Tugas Latihan 1 - Tuliskan kembali tanpa perubahan baris-baris catatan di antara baris yang memuat "868, 381, 887]" dan baris yang memuat "209, 24, 228]", kedua baris itu ikut disertakan.

Kutipan Teks -

KHUTBAH JUM’AT PAKAI TONGKAT
SOAL :
Bismillah. Afwan ana
mau bertanya. Apakah ada sunnahnya menggunakan tongkat untuk di mimbar masjid ?
Sebab di beberapa tempat masjid alhus sunnah demikian. Ada juga yang tidak ada
tongkat. Mohon penjelasan...dari Cahyo Santoso di Sidoarjo.
JAWAB :
Terkait Hukum khatib
bertekan kepada tongkat ketika khutbah ada khilaf dikalangan para ulama. Ada
yang mengatakan mustahab (dianjurkan) seperti apa yang dipegang oleh madzhab
jumhur para ulama dari kalngan madzhab Hanbaliyah, malikiyah dan Syafi’iyah.
Imam Malik
rahimahullah mengatakan :
وذلك مما يستحب
للأئمة أصحاب المنابر ، أن يخطبوا يوم الجمعة ومعهم العصي يتوكؤون عليها في قيامهم
، وهو الذي رَأَيْنا وسَمِعْنا
“Dan diantara yang
dianjurkan bagi para imam (yang khutnah diatas) mimbar-mimbar agar mereka
berkhutbah pada hari jum’at bersamnya tongkat mereka bertekan pada tongkat
tersebut ketika berdirinya karena itulah yang kami lihat dan kami dengar” (
Al-Mudawanah Al-Kubra 1/151)

Tugas Latihan 2 - Ubah bagian teks tentang khutbah bertongkat di antara "KHUTBAH JUM’AT PAKAI" dan "malikiyah dan Syafi’iyah.", termasuk kedua ujungnya, dengan mengganti "khilaf" menjadi "perbedaan pendapat", lalu tuliskan bagian itu.

[Catatan yang diambil dari suatu koleksi]
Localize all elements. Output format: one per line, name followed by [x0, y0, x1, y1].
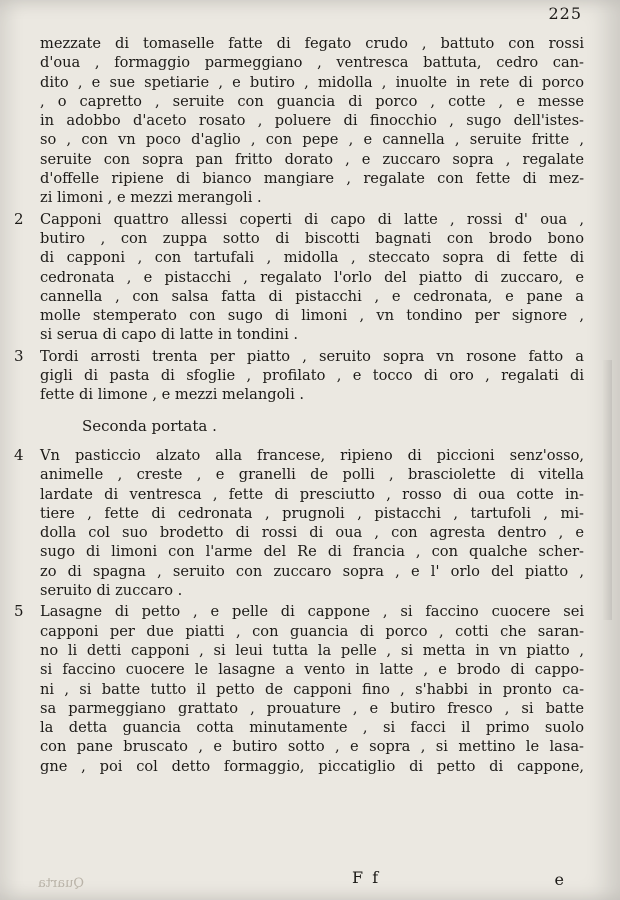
signature-mark: F f	[352, 868, 381, 887]
text-line: cannella , con salsa fatta di pistacchi , e cedronata, e pane a	[40, 287, 584, 305]
text-line: butiro , con zuppa sotto di biscotti bagnati con brodo bono	[40, 229, 584, 247]
item-number: 2	[14, 209, 24, 228]
text-line: so , con vn poco d'aglio , con pepe , e cannella , seruite fritte ,	[40, 131, 584, 149]
item-number: 4	[14, 445, 24, 464]
page-body	[14, 34, 584, 778]
text-line: d'offelle ripiene di bianco mangiare , regalate con fette di mez-	[40, 170, 584, 188]
text-line: zo di spagna , seruito con zuccaro sopra , e l' orlo del piatto ,	[40, 562, 584, 580]
text-line: si faccino cuocere le lasagne a vento in latte , e brodo di cappo-	[40, 661, 584, 679]
page-number: 225	[548, 4, 582, 23]
text-line: d'oua , formaggio parmeggiano , ventresca battuta, cedro can-	[40, 54, 584, 72]
text-line: animelle , creste , e granelli de polli , brasciolette di vitella	[40, 466, 584, 484]
recipe-item-5	[14, 602, 584, 776]
text-line: mezzate di tomaselle fatte di fegato crudo , battuto con rossi	[40, 35, 584, 52]
text-line: seruite con sopra pan fritto dorato , e zuccaro sopra , regalate	[40, 150, 584, 168]
text-line: la detta guancia cotta minutamente , si facci il primo suolo	[40, 719, 584, 737]
text-line: sa parmeggiano grattato , prouature , e butiro fresco , si batte	[40, 699, 584, 717]
text-line: ni , si batte tutto il petto de capponi fino , s'habbi in pronto ca-	[40, 680, 584, 698]
text-line: Capponi quattro allessi coperti di capo di latte , rossi d' oua ,	[40, 210, 584, 228]
section-heading: Seconda portata .	[82, 416, 217, 435]
item-number: 3	[14, 346, 24, 365]
text-line: no li detti capponi , si leui tutta la pelle , si metta in vn piatto ,	[40, 641, 584, 659]
text-line: dolla col suo brodetto di rossi di oua , con agresta dentro , e	[40, 524, 584, 542]
catchword: e	[554, 870, 564, 889]
text-line: tiere , fette di cedronata , prugnoli , pistacchi , tartufoli , mi-	[40, 504, 584, 522]
text-line: molle stemperato con sugo di limoni , vn tondino per signore ,	[40, 307, 584, 325]
text-line: zi limoni , e mezzi merangoli .	[40, 189, 262, 207]
bleed-through-text: Quarta	[38, 876, 84, 891]
text-line: in adobbo d'aceto rosato , poluere di finocchio , sugo dell'istes-	[40, 112, 584, 130]
text-line: si serua di capo di latte in tondini .	[40, 326, 299, 344]
text-line: cedronata , e pistacchi , regalato l'orlo del piatto di zuccaro, e	[40, 268, 584, 286]
text-line: seruito di zuccaro .	[40, 582, 183, 600]
text-line: capponi per due piatti , con guancia di porco , cotti che saran-	[40, 622, 584, 640]
text-line: , o capretto , seruite con guancia di porco , cotte , e messe	[40, 92, 584, 110]
page-footer	[0, 864, 620, 900]
text-line: con pane bruscato , e butiro sotto , e sopra , si mettino le lasa-	[40, 738, 584, 756]
recipe-item-4	[14, 445, 584, 600]
item-number: 5	[14, 602, 24, 621]
text-line: di capponi , con tartufali , midolla , steccato sopra di fette di	[40, 249, 584, 267]
text-line: sugo di limoni con l'arme del Re di francia , con qualche scher-	[40, 543, 584, 561]
text-line: gigli di pasta di sfoglie , profilato , e tocco di oro , regalati di	[40, 367, 584, 385]
text-line: Lasagne di petto , e pelle di cappone , si faccino cuocere sei	[40, 603, 584, 621]
paragraph-continuation	[40, 34, 584, 208]
text-line: Vn pasticcio alzato alla francese, ripieno di piccioni senz'osso,	[40, 446, 584, 464]
text-line: lardate di ventresca , fette di presciutto , rosso di oua cotte in-	[40, 485, 584, 503]
recipe-item-3	[14, 346, 584, 405]
text-line: gne , poi col detto formaggio, piccatiglio di petto di cappone,	[40, 757, 584, 775]
page-edge-shadow	[602, 360, 612, 620]
text-line: fette di limone , e mezzi melangoli .	[40, 386, 305, 404]
text-line: dito , e sue spetiarie , e butiro , midolla , inuolte in rete di porco	[40, 73, 584, 91]
text-line: Tordi arrosti trenta per piatto , seruito sopra vn rosone fatto a	[40, 347, 584, 365]
recipe-item-2	[14, 209, 584, 345]
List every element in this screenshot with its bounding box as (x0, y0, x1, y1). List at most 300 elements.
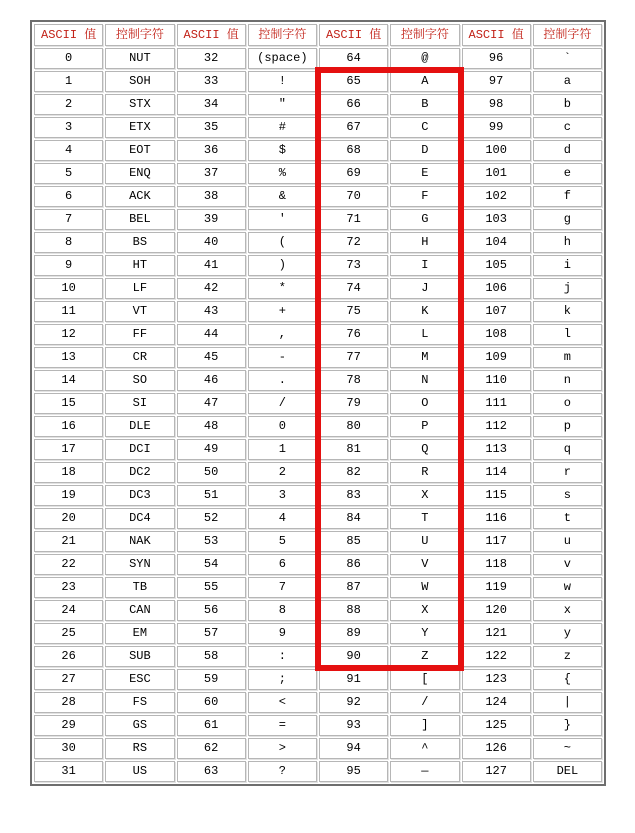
ascii-value-cell: 66 (319, 94, 388, 115)
ascii-value-cell: 35 (177, 117, 246, 138)
ascii-value-cell: 82 (319, 462, 388, 483)
control-char-cell: G (390, 209, 459, 230)
ascii-value-cell: 87 (319, 577, 388, 598)
ascii-value-cell: 74 (319, 278, 388, 299)
control-char-cell: k (533, 301, 602, 322)
control-char-cell: u (533, 531, 602, 552)
ascii-value-cell: 123 (462, 669, 531, 690)
column-header-ascii-value-3: ASCII 值 (319, 24, 388, 46)
ascii-value-cell: 53 (177, 531, 246, 552)
table-row (34, 600, 602, 621)
ascii-value-cell: 33 (177, 71, 246, 92)
ascii-value-cell: 124 (462, 692, 531, 713)
ascii-value-cell: 40 (177, 232, 246, 253)
ascii-table-header (34, 24, 602, 46)
control-char-cell: t (533, 508, 602, 529)
ascii-value-cell: 15 (34, 393, 103, 414)
control-char-cell: / (248, 393, 317, 414)
control-char-cell: ? (248, 761, 317, 782)
table-row (34, 669, 602, 690)
control-char-cell: i (533, 255, 602, 276)
control-char-cell: R (390, 462, 459, 483)
table-row (34, 117, 602, 138)
ascii-value-cell: 25 (34, 623, 103, 644)
control-char-cell: US (105, 761, 174, 782)
ascii-value-cell: 103 (462, 209, 531, 230)
ascii-value-cell: 110 (462, 370, 531, 391)
control-char-cell: " (248, 94, 317, 115)
ascii-value-cell: 98 (462, 94, 531, 115)
ascii-value-cell: 27 (34, 669, 103, 690)
ascii-value-cell: 4 (34, 140, 103, 161)
table-row (34, 163, 602, 184)
ascii-value-cell: 29 (34, 715, 103, 736)
ascii-value-cell: 9 (34, 255, 103, 276)
control-char-cell: h (533, 232, 602, 253)
ascii-value-cell: 1 (34, 71, 103, 92)
ascii-value-cell: 89 (319, 623, 388, 644)
control-char-cell: SO (105, 370, 174, 391)
control-char-cell: TB (105, 577, 174, 598)
ascii-value-cell: 31 (34, 761, 103, 782)
ascii-value-cell: 80 (319, 416, 388, 437)
control-char-cell: a (533, 71, 602, 92)
control-char-cell: x (533, 600, 602, 621)
control-char-cell: NAK (105, 531, 174, 552)
control-char-cell: 1 (248, 439, 317, 460)
ascii-value-cell: 55 (177, 577, 246, 598)
table-row (34, 370, 602, 391)
ascii-value-cell: 69 (319, 163, 388, 184)
control-char-cell: p (533, 416, 602, 437)
ascii-value-cell: 108 (462, 324, 531, 345)
control-char-cell: ; (248, 669, 317, 690)
ascii-value-cell: 19 (34, 485, 103, 506)
control-char-cell: { (533, 669, 602, 690)
ascii-value-cell: 64 (319, 48, 388, 69)
control-char-cell: s (533, 485, 602, 506)
control-char-cell: 0 (248, 416, 317, 437)
ascii-value-cell: 5 (34, 163, 103, 184)
ascii-value-cell: 6 (34, 186, 103, 207)
ascii-value-cell: 117 (462, 531, 531, 552)
control-char-cell: Y (390, 623, 459, 644)
ascii-value-cell: 104 (462, 232, 531, 253)
control-char-cell: % (248, 163, 317, 184)
table-row (34, 140, 602, 161)
ascii-value-cell: 92 (319, 692, 388, 713)
ascii-value-cell: 77 (319, 347, 388, 368)
ascii-value-cell: 71 (319, 209, 388, 230)
ascii-value-cell: 78 (319, 370, 388, 391)
control-char-cell: f (533, 186, 602, 207)
control-char-cell: DC4 (105, 508, 174, 529)
control-char-cell: ' (248, 209, 317, 230)
control-char-cell: C (390, 117, 459, 138)
control-char-cell: ! (248, 71, 317, 92)
control-char-cell: LF (105, 278, 174, 299)
control-char-cell: GS (105, 715, 174, 736)
ascii-value-cell: 81 (319, 439, 388, 460)
control-char-cell: HT (105, 255, 174, 276)
ascii-value-cell: 126 (462, 738, 531, 759)
control-char-cell: = (248, 715, 317, 736)
ascii-value-cell: 106 (462, 278, 531, 299)
ascii-value-cell: 75 (319, 301, 388, 322)
ascii-value-cell: 100 (462, 140, 531, 161)
column-header-control-char-3: 控制字符 (390, 24, 459, 46)
control-char-cell: A (390, 71, 459, 92)
table-row (34, 71, 602, 92)
control-char-cell: ENQ (105, 163, 174, 184)
control-char-cell: STX (105, 94, 174, 115)
control-char-cell: , (248, 324, 317, 345)
ascii-value-cell: 72 (319, 232, 388, 253)
control-char-cell: X (390, 485, 459, 506)
control-char-cell: & (248, 186, 317, 207)
ascii-value-cell: 58 (177, 646, 246, 667)
ascii-value-cell: 65 (319, 71, 388, 92)
ascii-value-cell: 119 (462, 577, 531, 598)
ascii-value-cell: 48 (177, 416, 246, 437)
ascii-value-cell: 62 (177, 738, 246, 759)
ascii-value-cell: 30 (34, 738, 103, 759)
ascii-value-cell: 56 (177, 600, 246, 621)
control-char-cell: FF (105, 324, 174, 345)
control-char-cell: 5 (248, 531, 317, 552)
ascii-value-cell: 36 (177, 140, 246, 161)
ascii-value-cell: 113 (462, 439, 531, 460)
ascii-value-cell: 85 (319, 531, 388, 552)
ascii-value-cell: 46 (177, 370, 246, 391)
ascii-value-cell: 49 (177, 439, 246, 460)
control-char-cell: I (390, 255, 459, 276)
control-char-cell: F (390, 186, 459, 207)
control-char-cell: l (533, 324, 602, 345)
control-char-cell: c (533, 117, 602, 138)
control-char-cell: X (390, 600, 459, 621)
control-char-cell: - (248, 347, 317, 368)
ascii-value-cell: 97 (462, 71, 531, 92)
ascii-value-cell: 83 (319, 485, 388, 506)
control-char-cell: CR (105, 347, 174, 368)
control-char-cell: P (390, 416, 459, 437)
control-char-cell: m (533, 347, 602, 368)
control-char-cell: BEL (105, 209, 174, 230)
table-row (34, 623, 602, 644)
control-char-cell: e (533, 163, 602, 184)
ascii-value-cell: 34 (177, 94, 246, 115)
control-char-cell: ^ (390, 738, 459, 759)
table-row (34, 324, 602, 345)
control-char-cell: n (533, 370, 602, 391)
table-row (34, 48, 602, 69)
ascii-value-cell: 43 (177, 301, 246, 322)
ascii-value-cell: 8 (34, 232, 103, 253)
table-row (34, 439, 602, 460)
table-row (34, 94, 602, 115)
control-char-cell: L (390, 324, 459, 345)
ascii-value-cell: 38 (177, 186, 246, 207)
ascii-value-cell: 101 (462, 163, 531, 184)
control-char-cell: D (390, 140, 459, 161)
ascii-value-cell: 95 (319, 761, 388, 782)
control-char-cell: # (248, 117, 317, 138)
control-char-cell: 6 (248, 554, 317, 575)
ascii-value-cell: 109 (462, 347, 531, 368)
control-char-cell: SOH (105, 71, 174, 92)
control-char-cell: E (390, 163, 459, 184)
ascii-value-cell: 17 (34, 439, 103, 460)
table-row (34, 462, 602, 483)
control-char-cell: Q (390, 439, 459, 460)
table-row (34, 485, 602, 506)
column-header-control-char-1: 控制字符 (105, 24, 174, 46)
ascii-value-cell: 107 (462, 301, 531, 322)
control-char-cell: 7 (248, 577, 317, 598)
control-char-cell: 8 (248, 600, 317, 621)
control-char-cell: y (533, 623, 602, 644)
ascii-value-cell: 114 (462, 462, 531, 483)
ascii-value-cell: 26 (34, 646, 103, 667)
table-wrap (30, 20, 606, 786)
table-row (34, 255, 602, 276)
control-char-cell: — (390, 761, 459, 782)
ascii-value-cell: 45 (177, 347, 246, 368)
control-char-cell: DC3 (105, 485, 174, 506)
control-char-cell: M (390, 347, 459, 368)
ascii-value-cell: 10 (34, 278, 103, 299)
control-char-cell: DEL (533, 761, 602, 782)
ascii-value-cell: 42 (177, 278, 246, 299)
control-char-cell: [ (390, 669, 459, 690)
control-char-cell: 9 (248, 623, 317, 644)
table-row (34, 278, 602, 299)
ascii-value-cell: 86 (319, 554, 388, 575)
ascii-value-cell: 11 (34, 301, 103, 322)
ascii-value-cell: 73 (319, 255, 388, 276)
control-char-cell: 4 (248, 508, 317, 529)
ascii-value-cell: 68 (319, 140, 388, 161)
control-char-cell: ~ (533, 738, 602, 759)
control-char-cell: w (533, 577, 602, 598)
ascii-value-cell: 94 (319, 738, 388, 759)
control-char-cell: W (390, 577, 459, 598)
ascii-value-cell: 59 (177, 669, 246, 690)
table-row (34, 738, 602, 759)
control-char-cell: Z (390, 646, 459, 667)
table-row (34, 301, 602, 322)
ascii-value-cell: 28 (34, 692, 103, 713)
control-char-cell: ESC (105, 669, 174, 690)
control-char-cell: 2 (248, 462, 317, 483)
control-char-cell: ETX (105, 117, 174, 138)
ascii-value-cell: 67 (319, 117, 388, 138)
ascii-value-cell: 32 (177, 48, 246, 69)
control-char-cell: CAN (105, 600, 174, 621)
ascii-value-cell: 127 (462, 761, 531, 782)
table-row (34, 692, 602, 713)
control-char-cell: $ (248, 140, 317, 161)
table-row (34, 416, 602, 437)
control-char-cell: SI (105, 393, 174, 414)
control-char-cell: < (248, 692, 317, 713)
ascii-table-body (34, 48, 602, 782)
ascii-value-cell: 2 (34, 94, 103, 115)
control-char-cell: v (533, 554, 602, 575)
ascii-table (30, 20, 606, 786)
ascii-value-cell: 90 (319, 646, 388, 667)
control-char-cell: : (248, 646, 317, 667)
table-row (34, 393, 602, 414)
ascii-value-cell: 116 (462, 508, 531, 529)
control-char-cell: j (533, 278, 602, 299)
control-char-cell: 3 (248, 485, 317, 506)
control-char-cell: SYN (105, 554, 174, 575)
ascii-value-cell: 88 (319, 600, 388, 621)
ascii-value-cell: 7 (34, 209, 103, 230)
control-char-cell: B (390, 94, 459, 115)
ascii-value-cell: 91 (319, 669, 388, 690)
ascii-value-cell: 115 (462, 485, 531, 506)
ascii-value-cell: 12 (34, 324, 103, 345)
ascii-value-cell: 63 (177, 761, 246, 782)
ascii-value-cell: 93 (319, 715, 388, 736)
control-char-cell: + (248, 301, 317, 322)
control-char-cell: V (390, 554, 459, 575)
ascii-value-cell: 13 (34, 347, 103, 368)
table-row (34, 531, 602, 552)
ascii-value-cell: 79 (319, 393, 388, 414)
ascii-value-cell: 105 (462, 255, 531, 276)
ascii-value-cell: 99 (462, 117, 531, 138)
control-char-cell: . (248, 370, 317, 391)
ascii-value-cell: 112 (462, 416, 531, 437)
control-char-cell: b (533, 94, 602, 115)
ascii-value-cell: 125 (462, 715, 531, 736)
control-char-cell: T (390, 508, 459, 529)
ascii-value-cell: 121 (462, 623, 531, 644)
ascii-value-cell: 61 (177, 715, 246, 736)
control-char-cell: > (248, 738, 317, 759)
ascii-value-cell: 111 (462, 393, 531, 414)
table-row (34, 715, 602, 736)
control-char-cell: ` (533, 48, 602, 69)
control-char-cell: U (390, 531, 459, 552)
table-row (34, 209, 602, 230)
control-char-cell: K (390, 301, 459, 322)
ascii-value-cell: 0 (34, 48, 103, 69)
ascii-value-cell: 51 (177, 485, 246, 506)
control-char-cell: q (533, 439, 602, 460)
control-char-cell: d (533, 140, 602, 161)
column-header-ascii-value-4: ASCII 值 (462, 24, 531, 46)
header-row (34, 24, 602, 46)
control-char-cell: NUT (105, 48, 174, 69)
ascii-value-cell: 14 (34, 370, 103, 391)
ascii-value-cell: 84 (319, 508, 388, 529)
ascii-value-cell: 21 (34, 531, 103, 552)
ascii-value-cell: 52 (177, 508, 246, 529)
ascii-value-cell: 18 (34, 462, 103, 483)
table-row (34, 232, 602, 253)
column-header-ascii-value-1: ASCII 值 (34, 24, 103, 46)
control-char-cell: RS (105, 738, 174, 759)
ascii-value-cell: 39 (177, 209, 246, 230)
control-char-cell: ACK (105, 186, 174, 207)
ascii-value-cell: 44 (177, 324, 246, 345)
control-char-cell: DC2 (105, 462, 174, 483)
table-row (34, 347, 602, 368)
control-char-cell: H (390, 232, 459, 253)
control-char-cell: BS (105, 232, 174, 253)
control-char-cell: EOT (105, 140, 174, 161)
ascii-value-cell: 22 (34, 554, 103, 575)
control-char-cell: ] (390, 715, 459, 736)
ascii-value-cell: 118 (462, 554, 531, 575)
control-char-cell: VT (105, 301, 174, 322)
table-row (34, 577, 602, 598)
control-char-cell: FS (105, 692, 174, 713)
column-header-ascii-value-2: ASCII 值 (177, 24, 246, 46)
ascii-value-cell: 54 (177, 554, 246, 575)
control-char-cell: * (248, 278, 317, 299)
ascii-value-cell: 37 (177, 163, 246, 184)
control-char-cell: EM (105, 623, 174, 644)
control-char-cell: N (390, 370, 459, 391)
ascii-value-cell: 41 (177, 255, 246, 276)
ascii-value-cell: 20 (34, 508, 103, 529)
ascii-value-cell: 120 (462, 600, 531, 621)
control-char-cell: r (533, 462, 602, 483)
ascii-value-cell: 76 (319, 324, 388, 345)
ascii-value-cell: 102 (462, 186, 531, 207)
ascii-value-cell: 16 (34, 416, 103, 437)
ascii-value-cell: 3 (34, 117, 103, 138)
table-row (34, 761, 602, 782)
control-char-cell: @ (390, 48, 459, 69)
control-char-cell: o (533, 393, 602, 414)
control-char-cell: O (390, 393, 459, 414)
control-char-cell: g (533, 209, 602, 230)
table-row (34, 646, 602, 667)
control-char-cell: | (533, 692, 602, 713)
control-char-cell: } (533, 715, 602, 736)
control-char-cell: DLE (105, 416, 174, 437)
control-char-cell: SUB (105, 646, 174, 667)
ascii-value-cell: 24 (34, 600, 103, 621)
ascii-value-cell: 50 (177, 462, 246, 483)
table-row (34, 186, 602, 207)
control-char-cell: ( (248, 232, 317, 253)
table-row (34, 554, 602, 575)
ascii-value-cell: 70 (319, 186, 388, 207)
table-row (34, 508, 602, 529)
ascii-value-cell: 60 (177, 692, 246, 713)
column-header-control-char-2: 控制字符 (248, 24, 317, 46)
control-char-cell: z (533, 646, 602, 667)
ascii-value-cell: 47 (177, 393, 246, 414)
ascii-value-cell: 122 (462, 646, 531, 667)
ascii-value-cell: 23 (34, 577, 103, 598)
column-header-control-char-4: 控制字符 (533, 24, 602, 46)
ascii-value-cell: 57 (177, 623, 246, 644)
control-char-cell: DCI (105, 439, 174, 460)
control-char-cell: ) (248, 255, 317, 276)
control-char-cell: / (390, 692, 459, 713)
control-char-cell: (space) (248, 48, 317, 69)
control-char-cell: J (390, 278, 459, 299)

Hasil Tugas 1 -
signature-mark: F f	[352, 868, 381, 887]
text-line: cannella , con salsa fatta di pistacchi , e cedronata, e pane a	[40, 287, 584, 305]
text-line: butiro , con zuppa sotto di biscotti bagnati con brodo bono	[40, 229, 584, 247]
item-number: 2	[14, 209, 24, 228]

Hasil Tugas 2 -
KHUTBAH JUM’AT PAKAI TONGKAT
SOAL :
Bismillah. Afwan ana
mau bertanya. Apakah ada sunnahnya menggunakan tongkat untuk di mimbar masjid ?
Sebab di beberapa tempat masjid alhus sunnah demikian. Ada juga yang tidak ada
tongkat. Mohon penjelasan...dari Cahyo Santoso di Sidoarjo.
JAWAB :
Terkait Hukum khatib
bertekan kepada tongkat ketika khutbah ada perbedaan pendapat dikalangan para ulama. Ada
yang mengatakan mustahab (dianjurkan) seperti apa yang dipegang oleh madzhab
jumhur para ulama dari kalngan madzhab Hanbaliyah, malikiyah dan Syafi’iyah.